Begin GIVEN RECORDS

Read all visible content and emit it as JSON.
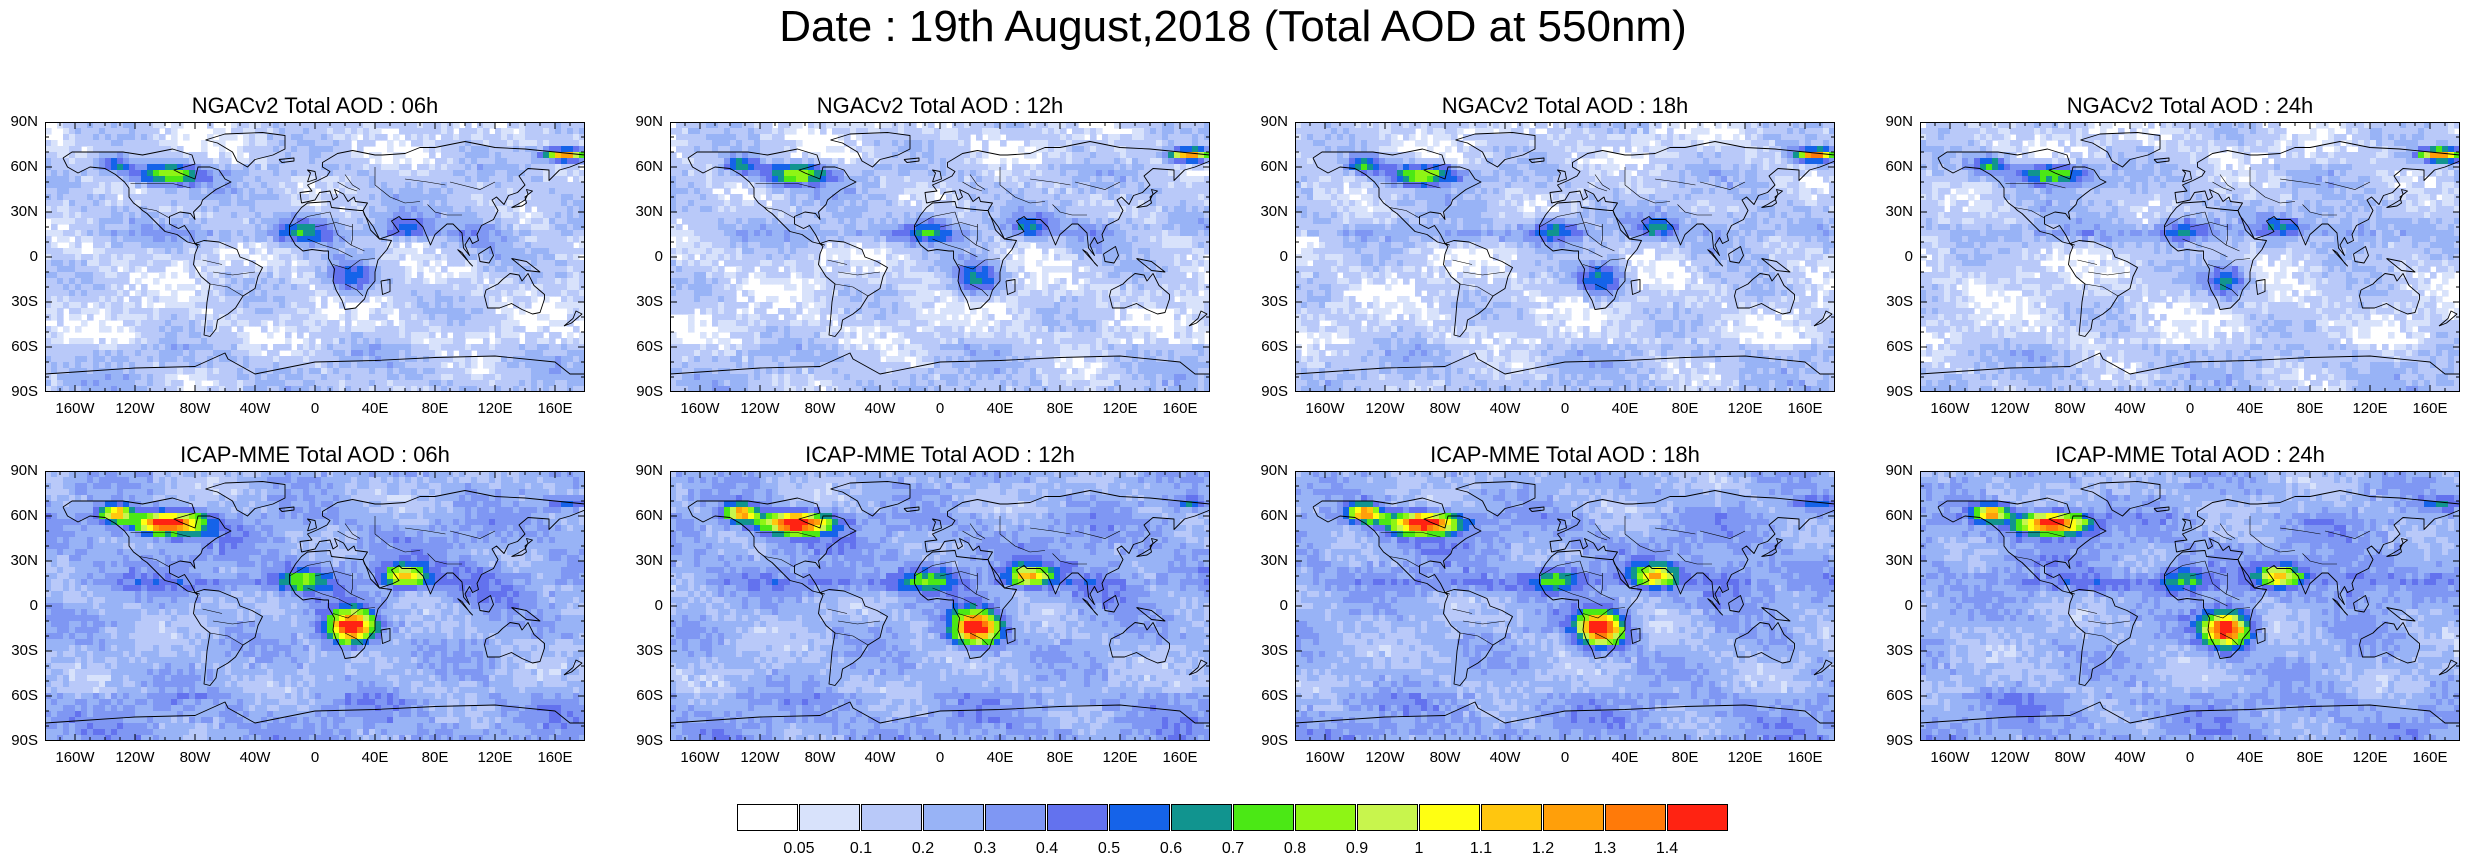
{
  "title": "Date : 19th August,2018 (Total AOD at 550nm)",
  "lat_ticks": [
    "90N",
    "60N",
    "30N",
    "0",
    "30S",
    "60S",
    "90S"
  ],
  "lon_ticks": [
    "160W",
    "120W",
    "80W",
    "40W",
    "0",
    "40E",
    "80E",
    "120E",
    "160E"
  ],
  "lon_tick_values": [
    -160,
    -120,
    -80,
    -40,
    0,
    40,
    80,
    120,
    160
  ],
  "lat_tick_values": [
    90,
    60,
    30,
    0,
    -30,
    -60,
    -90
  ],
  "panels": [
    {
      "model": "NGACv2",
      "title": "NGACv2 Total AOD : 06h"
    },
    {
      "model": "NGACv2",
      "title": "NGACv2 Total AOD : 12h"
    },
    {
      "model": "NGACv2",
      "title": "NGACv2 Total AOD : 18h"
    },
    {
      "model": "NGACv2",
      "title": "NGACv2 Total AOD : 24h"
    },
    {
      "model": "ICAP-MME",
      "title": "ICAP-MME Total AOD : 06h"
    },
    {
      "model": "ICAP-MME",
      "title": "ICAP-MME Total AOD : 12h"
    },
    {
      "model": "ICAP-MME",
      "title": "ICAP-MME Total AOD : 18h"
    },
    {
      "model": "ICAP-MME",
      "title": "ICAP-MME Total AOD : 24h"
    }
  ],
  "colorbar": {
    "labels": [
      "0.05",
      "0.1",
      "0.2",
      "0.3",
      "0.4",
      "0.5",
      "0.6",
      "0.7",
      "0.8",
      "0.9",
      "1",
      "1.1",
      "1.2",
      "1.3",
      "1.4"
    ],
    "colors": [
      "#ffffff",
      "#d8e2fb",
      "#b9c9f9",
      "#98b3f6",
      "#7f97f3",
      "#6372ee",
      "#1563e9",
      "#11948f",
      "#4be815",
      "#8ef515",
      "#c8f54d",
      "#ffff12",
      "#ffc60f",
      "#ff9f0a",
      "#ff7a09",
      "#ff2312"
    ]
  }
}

End GIVEN RECORDS

(TASK):
Leave out the pictures, and give all the records again exactly.

(SOLUTION):
Read all visible content and emit it as JSON.
{
  "title": "Date : 19th August,2018 (Total AOD at 550nm)",
  "lat_ticks": [
    "90N",
    "60N",
    "30N",
    "0",
    "30S",
    "60S",
    "90S"
  ],
  "lon_ticks": [
    "160W",
    "120W",
    "80W",
    "40W",
    "0",
    "40E",
    "80E",
    "120E",
    "160E"
  ],
  "lon_tick_values": [
    -160,
    -120,
    -80,
    -40,
    0,
    40,
    80,
    120,
    160
  ],
  "lat_tick_values": [
    90,
    60,
    30,
    0,
    -30,
    -60,
    -90
  ],
  "panels": [
    {
      "model": "NGACv2",
      "title": "NGACv2 Total AOD : 06h"
    },
    {
      "model": "NGACv2",
      "title": "NGACv2 Total AOD : 12h"
    },
    {
      "model": "NGACv2",
      "title": "NGACv2 Total AOD : 18h"
    },
    {
      "model": "NGACv2",
      "title": "NGACv2 Total AOD : 24h"
    },
    {
      "model": "ICAP-MME",
      "title": "ICAP-MME Total AOD : 06h"
    },
    {
      "model": "ICAP-MME",
      "title": "ICAP-MME Total AOD : 12h"
    },
    {
      "model": "ICAP-MME",
      "title": "ICAP-MME Total AOD : 18h"
    },
    {
      "model": "ICAP-MME",
      "title": "ICAP-MME Total AOD : 24h"
    }
  ],
  "colorbar": {
    "labels": [
      "0.05",
      "0.1",
      "0.2",
      "0.3",
      "0.4",
      "0.5",
      "0.6",
      "0.7",
      "0.8",
      "0.9",
      "1",
      "1.1",
      "1.2",
      "1.3",
      "1.4"
    ],
    "colors": [
      "#ffffff",
      "#d8e2fb",
      "#b9c9f9",
      "#98b3f6",
      "#7f97f3",
      "#6372ee",
      "#1563e9",
      "#11948f",
      "#4be815",
      "#8ef515",
      "#c8f54d",
      "#ffff12",
      "#ffc60f",
      "#ff9f0a",
      "#ff7a09",
      "#ff2312"
    ]
  }
}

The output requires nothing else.